(Dataset excerpts)
########################################

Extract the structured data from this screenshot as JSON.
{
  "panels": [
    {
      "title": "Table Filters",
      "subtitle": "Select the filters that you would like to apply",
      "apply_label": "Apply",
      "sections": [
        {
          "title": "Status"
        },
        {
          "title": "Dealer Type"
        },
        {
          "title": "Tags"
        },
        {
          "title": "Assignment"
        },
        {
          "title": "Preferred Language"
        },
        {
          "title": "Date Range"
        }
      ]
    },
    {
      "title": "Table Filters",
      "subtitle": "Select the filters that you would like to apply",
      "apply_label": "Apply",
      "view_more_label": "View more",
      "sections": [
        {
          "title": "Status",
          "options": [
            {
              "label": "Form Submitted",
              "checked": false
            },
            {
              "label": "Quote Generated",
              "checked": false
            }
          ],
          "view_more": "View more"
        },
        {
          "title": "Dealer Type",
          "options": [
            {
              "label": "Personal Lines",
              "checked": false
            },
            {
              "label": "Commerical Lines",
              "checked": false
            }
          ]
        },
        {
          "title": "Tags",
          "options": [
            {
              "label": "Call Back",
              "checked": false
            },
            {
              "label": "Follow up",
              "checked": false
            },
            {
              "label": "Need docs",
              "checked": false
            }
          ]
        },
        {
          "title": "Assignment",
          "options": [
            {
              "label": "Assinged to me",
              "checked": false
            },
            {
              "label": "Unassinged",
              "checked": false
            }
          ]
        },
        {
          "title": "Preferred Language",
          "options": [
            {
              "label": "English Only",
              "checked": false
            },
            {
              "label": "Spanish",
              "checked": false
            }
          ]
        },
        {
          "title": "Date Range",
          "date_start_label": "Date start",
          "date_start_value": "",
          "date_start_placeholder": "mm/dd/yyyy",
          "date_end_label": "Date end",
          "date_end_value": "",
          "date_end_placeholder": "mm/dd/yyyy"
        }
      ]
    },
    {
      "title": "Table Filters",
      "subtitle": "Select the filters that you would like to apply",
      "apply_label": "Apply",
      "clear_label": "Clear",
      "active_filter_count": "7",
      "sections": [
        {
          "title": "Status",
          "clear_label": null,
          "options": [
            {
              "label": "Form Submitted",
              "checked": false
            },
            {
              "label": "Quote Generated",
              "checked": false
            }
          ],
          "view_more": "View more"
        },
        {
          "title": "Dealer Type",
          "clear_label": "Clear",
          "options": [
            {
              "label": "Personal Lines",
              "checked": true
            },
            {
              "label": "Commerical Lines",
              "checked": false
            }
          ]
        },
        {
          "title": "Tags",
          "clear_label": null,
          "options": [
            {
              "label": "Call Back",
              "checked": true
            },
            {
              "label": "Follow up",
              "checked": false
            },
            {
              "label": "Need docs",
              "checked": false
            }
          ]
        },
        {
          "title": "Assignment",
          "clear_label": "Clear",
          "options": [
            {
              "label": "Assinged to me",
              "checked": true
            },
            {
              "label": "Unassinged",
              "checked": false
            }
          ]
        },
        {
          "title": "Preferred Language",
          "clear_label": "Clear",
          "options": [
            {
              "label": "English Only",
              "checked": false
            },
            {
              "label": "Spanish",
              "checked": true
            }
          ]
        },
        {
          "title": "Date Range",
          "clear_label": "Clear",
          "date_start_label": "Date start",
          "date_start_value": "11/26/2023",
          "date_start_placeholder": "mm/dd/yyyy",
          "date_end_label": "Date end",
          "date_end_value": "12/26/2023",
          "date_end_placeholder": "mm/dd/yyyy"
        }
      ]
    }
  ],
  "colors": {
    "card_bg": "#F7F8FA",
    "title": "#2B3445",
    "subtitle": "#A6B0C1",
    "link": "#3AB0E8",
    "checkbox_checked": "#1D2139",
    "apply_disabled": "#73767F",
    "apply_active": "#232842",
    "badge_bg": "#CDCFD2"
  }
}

########################################

= Written exercise =
Quote all the records exactly, please, leaving none out.

= Solution =
Extract the structured data from this screenshot as JSON.
{
  "panels": [
    {
      "title": "Table Filters",
      "subtitle": "Select the filters that you would like to apply",
      "apply_label": "Apply",
      "sections": [
        {
          "title": "Status"
        },
        {
          "title": "Dealer Type"
        },
        {
          "title": "Tags"
        },
        {
          "title": "Assignment"
        },
        {
          "title": "Preferred Language"
        },
        {
          "title": "Date Range"
        }
      ]
    },
    {
      "title": "Table Filters",
      "subtitle": "Select the filters that you would like to apply",
      "apply_label": "Apply",
      "view_more_label": "View more",
      "sections": [
        {
          "title": "Status",
          "options": [
            {
              "label": "Form Submitted",
              "checked": false
            },
            {
              "label": "Quote Generated",
              "checked": false
            }
          ],
          "view_more": "View more"
        },
        {
          "title": "Dealer Type",
          "options": [
            {
              "label": "Personal Lines",
              "checked": false
            },
            {
              "label": "Commerical Lines",
              "checked": false
            }
          ]
        },
        {
          "title": "Tags",
          "options": [
            {
              "label": "Call Back",
              "checked": false
            },
            {
              "label": "Follow up",
              "checked": false
            },
            {
              "label": "Need docs",
              "checked": false
            }
          ]
        },
        {
          "title": "Assignment",
          "options": [
            {
              "label": "Assinged to me",
              "checked": false
            },
            {
              "label": "Unassinged",
              "checked": false
            }
          ]
        },
        {
          "title": "Preferred Language",
          "options": [
            {
              "label": "English Only",
              "checked": false
            },
            {
              "label": "Spanish",
              "checked": false
            }
          ]
        },
        {
          "title": "Date Range",
          "date_start_label": "Date start",
          "date_start_value": "",
          "date_start_placeholder": "mm/dd/yyyy",
          "date_end_label": "Date end",
          "date_end_value": "",
          "date_end_placeholder": "mm/dd/yyyy"
        }
      ]
    },
    {
      "title": "Table Filters",
      "subtitle": "Select the filters that you would like to apply",
      "apply_label": "Apply",
      "clear_label": "Clear",
      "active_filter_count": "7",
      "sections": [
        {
          "title": "Status",
          "clear_label": null,
          "options": [
            {
              "label": "Form Submitted",
              "checked": false
            },
            {
              "label": "Quote Generated",
              "checked": false
            }
          ],
          "view_more": "View more"
        },
        {
          "title": "Dealer Type",
          "clear_label": "Clear",
          "options": [
            {
              "label": "Personal Lines",
              "checked": true
            },
            {
              "label": "Commerical Lines",
              "checked": false
            }
          ]
        },
        {
          "title": "Tags",
          "clear_label": null,
          "options": [
            {
              "label": "Call Back",
              "checked": true
            },
            {
              "label": "Follow up",
              "checked": false
            },
            {
              "label": "Need docs",
              "checked": false
            }
          ]
        },
        {
          "title": "Assignment",
          "clear_label": "Clear",
          "options": [
            {
              "label": "Assinged to me",
              "checked": true
            },
            {
              "label": "Unassinged",
              "checked": false
            }
          ]
        },
        {
          "title": "Preferred Language",
          "clear_label": "Clear",
          "options": [
            {
              "label": "English Only",
              "checked": false
            },
            {
              "label": "Spanish",
              "checked": true
            }
          ]
        },
        {
          "title": "Date Range",
          "clear_label": "Clear",
          "date_start_label": "Date start",
          "date_start_value": "11/26/2023",
          "date_start_placeholder": "mm/dd/yyyy",
          "date_end_label": "Date end",
          "date_end_value": "12/26/2023",
          "date_end_placeholder": "mm/dd/yyyy"
        }
      ]
    }
  ],
  "colors": {
    "card_bg": "#F7F8FA",
    "title": "#2B3445",
    "subtitle": "#A6B0C1",
    "link": "#3AB0E8",
    "checkbox_checked": "#1D2139",
    "apply_disabled": "#73767F",
    "apply_active": "#232842",
    "badge_bg": "#CDCFD2"
  }
}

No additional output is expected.